(Items listed in a dataset)
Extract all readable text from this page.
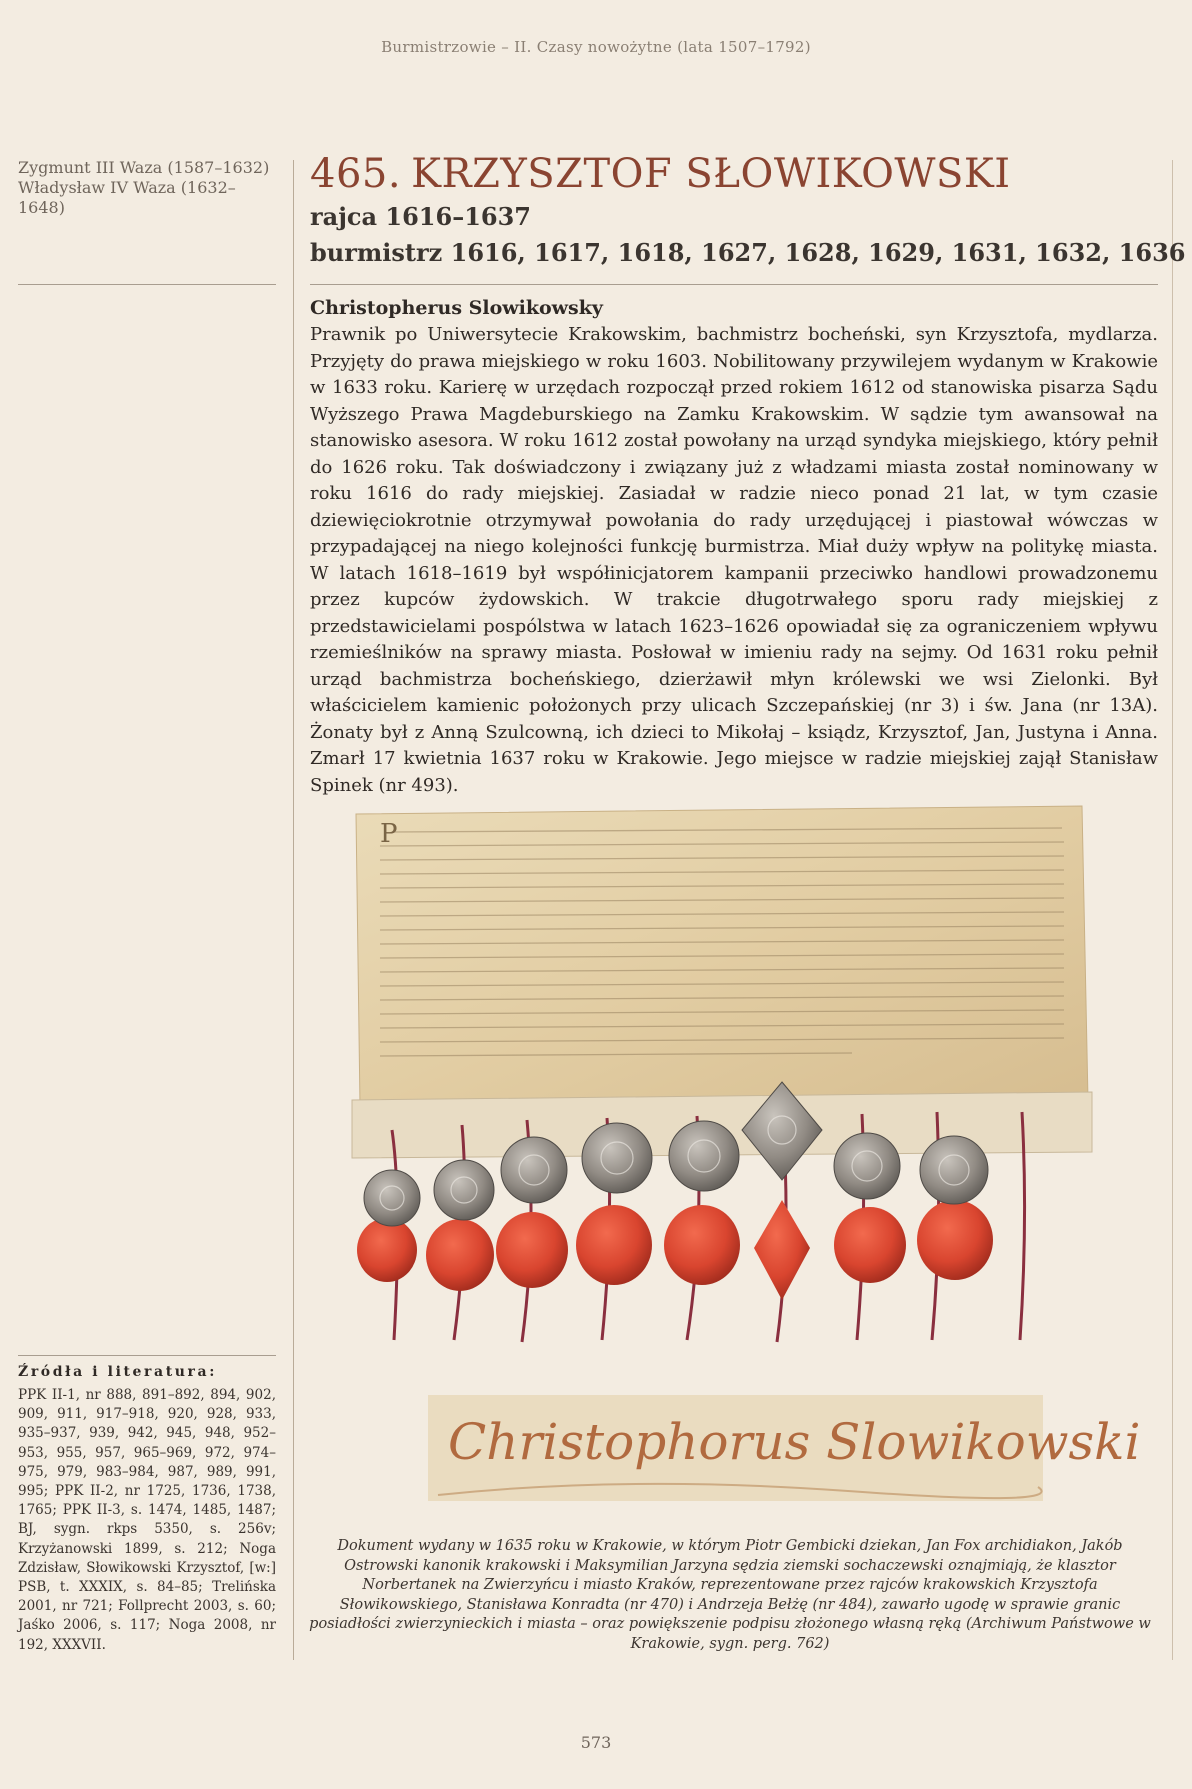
Burmistrzowie – II. Czasy nowożytne (lata 1507–1792)
Zygmunt III Waza (1587–1632)
Władysław IV Waza (1632–1648)
465. KRZYSZTOF SŁOWIKOWSKI
rajca 1616–1637
burmistrz 1616, 1617, 1618, 1627, 1628, 1629, 1631, 1632, 1636
Christopherus Slowikowsky

Prawnik po Uniwersytecie Krakowskim, bachmistrz bocheński, syn Krzysztofa, mydlarza. Przyjęty do prawa miejskiego w roku 1603. Nobilitowany przywilejem wydanym w Krakowie w 1633 roku. Karierę w urzędach rozpoczął przed rokiem 1612 od stanowiska pisarza Sądu Wyższego Prawa Magdeburskiego na Zamku Krakowskim. W sądzie tym awansował na stanowisko asesora. W roku 1612 został powołany na urząd syndyka miejskiego, który pełnił do 1626 roku. Tak doświadczony i związany już z władzami miasta został nominowany w roku 1616 do rady miejskiej. Zasiadał w radzie nieco ponad 21 lat, w tym czasie dziewięciokrotnie otrzymywał powołania do rady urzędującej i piastował wówczas w przypadającej na niego kolejności funkcję burmistrza. Miał duży wpływ na politykę miasta. W latach 1618–1619 był współinicjatorem kampanii przeciwko handlowi prowadzonemu przez kupców żydowskich. W trakcie długotrwałego sporu rady miejskiej z przedstawicielami pospólstwa w latach 1623–1626 opowiadał się za ograniczeniem wpływu rzemieślników na sprawy miasta. Posłował w imieniu rady na sejmy. Od 1631 roku pełnił urząd bachmistrza bocheńskiego, dzierżawił młyn królewski we wsi Zielonki. Był właścicielem kamienic położonych przy ulicach Szczepańskiej (nr 3) i św. Jana (nr 13A). Żonaty był z Anną Szulcowną, ich dzieci to Mikołaj – ksiądz, Krzysztof, Jan, Justyna i Anna. Zmarł 17 kwietnia 1637 roku w Krakowie. Jego miejsce w radzie miejskiej zajął Stanisław Spinek (nr 493).

P
Christophorus Slowikowski

Dokument wydany w 1635 roku w Krakowie, w którym Piotr Gembicki dziekan, Jan Fox archidiakon, Jakób Ostrowski kanonik krakowski i Maksymilian Jarzyna sędzia ziemski sochaczewski oznajmiają, że klasztor Norbertanek na Zwierzyńcu i miasto Kraków, reprezentowane przez rajców krakowskich Krzysztofa Słowikowskiego, Stanisława Konradta (nr 470) i Andrzeja Bełżę (nr 484), zawarło ugodę w sprawie granic posiadłości zwierzynieckich i miasta – oraz powiększenie podpisu złożonego własną ręką (Archiwum Państwowe w Krakowie, sygn. perg. 762)

Źródła i literatura:

PPK II-1, nr 888, 891–892, 894, 902, 909, 911, 917–918, 920, 928, 933, 935–937, 939, 942, 945, 948, 952–953, 955, 957, 965–969, 972, 974–975, 979, 983–984, 987, 989, 991, 995; PPK II-2, nr 1725, 1736, 1738, 1765; PPK II-3, s. 1474, 1485, 1487; BJ, sygn. rkps 5350, s. 256v; Krzyżanowski 1899, s. 212; Noga Zdzisław, Słowikowski Krzysztof, [w:] PSB, t. XXXIX, s. 84–85; Trelińska 2001, nr 721; Follprecht 2003, s. 60; Jaśko 2006, s. 117; Noga 2008, nr 192, XXXVII.

573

### Exercise prompt
Every entry above is to be set down exactly; the pictures are to be left out.

### Worked solution
Extract all readable text from this page.
Burmistrzowie – II. Czasy nowożytne (lata 1507–1792)
Zygmunt III Waza (1587–1632)
Władysław IV Waza (1632–1648)
465. KRZYSZTOF SŁOWIKOWSKI
rajca 1616–1637
burmistrz 1616, 1617, 1618, 1627, 1628, 1629, 1631, 1632, 1636
Christopherus Slowikowsky

Prawnik po Uniwersytecie Krakowskim, bachmistrz bocheński, syn Krzysztofa, mydlarza. Przyjęty do prawa miejskiego w roku 1603. Nobilitowany przywilejem wydanym w Krakowie w 1633 roku. Karierę w urzędach rozpoczął przed rokiem 1612 od stanowiska pisarza Sądu Wyższego Prawa Magdeburskiego na Zamku Krakowskim. W sądzie tym awansował na stanowisko asesora. W roku 1612 został powołany na urząd syndyka miejskiego, który pełnił do 1626 roku. Tak doświadczony i związany już z władzami miasta został nominowany w roku 1616 do rady miejskiej. Zasiadał w radzie nieco ponad 21 lat, w tym czasie dziewięciokrotnie otrzymywał powołania do rady urzędującej i piastował wówczas w przypadającej na niego kolejności funkcję burmistrza. Miał duży wpływ na politykę miasta. W latach 1618–1619 był współinicjatorem kampanii przeciwko handlowi prowadzonemu przez kupców żydowskich. W trakcie długotrwałego sporu rady miejskiej z przedstawicielami pospólstwa w latach 1623–1626 opowiadał się za ograniczeniem wpływu rzemieślników na sprawy miasta. Posłował w imieniu rady na sejmy. Od 1631 roku pełnił urząd bachmistrza bocheńskiego, dzierżawił młyn królewski we wsi Zielonki. Był właścicielem kamienic położonych przy ulicach Szczepańskiej (nr 3) i św. Jana (nr 13A). Żonaty był z Anną Szulcowną, ich dzieci to Mikołaj – ksiądz, Krzysztof, Jan, Justyna i Anna. Zmarł 17 kwietnia 1637 roku w Krakowie. Jego miejsce w radzie miejskiej zajął Stanisław Spinek (nr 493).

P
Christophorus Slowikowski

Dokument wydany w 1635 roku w Krakowie, w którym Piotr Gembicki dziekan, Jan Fox archidiakon, Jakób Ostrowski kanonik krakowski i Maksymilian Jarzyna sędzia ziemski sochaczewski oznajmiają, że klasztor Norbertanek na Zwierzyńcu i miasto Kraków, reprezentowane przez rajców krakowskich Krzysztofa Słowikowskiego, Stanisława Konradta (nr 470) i Andrzeja Bełżę (nr 484), zawarło ugodę w sprawie granic posiadłości zwierzynieckich i miasta – oraz powiększenie podpisu złożonego własną ręką (Archiwum Państwowe w Krakowie, sygn. perg. 762)

Źródła i literatura:

PPK II-1, nr 888, 891–892, 894, 902, 909, 911, 917–918, 920, 928, 933, 935–937, 939, 942, 945, 948, 952–953, 955, 957, 965–969, 972, 974–975, 979, 983–984, 987, 989, 991, 995; PPK II-2, nr 1725, 1736, 1738, 1765; PPK II-3, s. 1474, 1485, 1487; BJ, sygn. rkps 5350, s. 256v; Krzyżanowski 1899, s. 212; Noga Zdzisław, Słowikowski Krzysztof, [w:] PSB, t. XXXIX, s. 84–85; Trelińska 2001, nr 721; Follprecht 2003, s. 60; Jaśko 2006, s. 117; Noga 2008, nr 192, XXXVII.

573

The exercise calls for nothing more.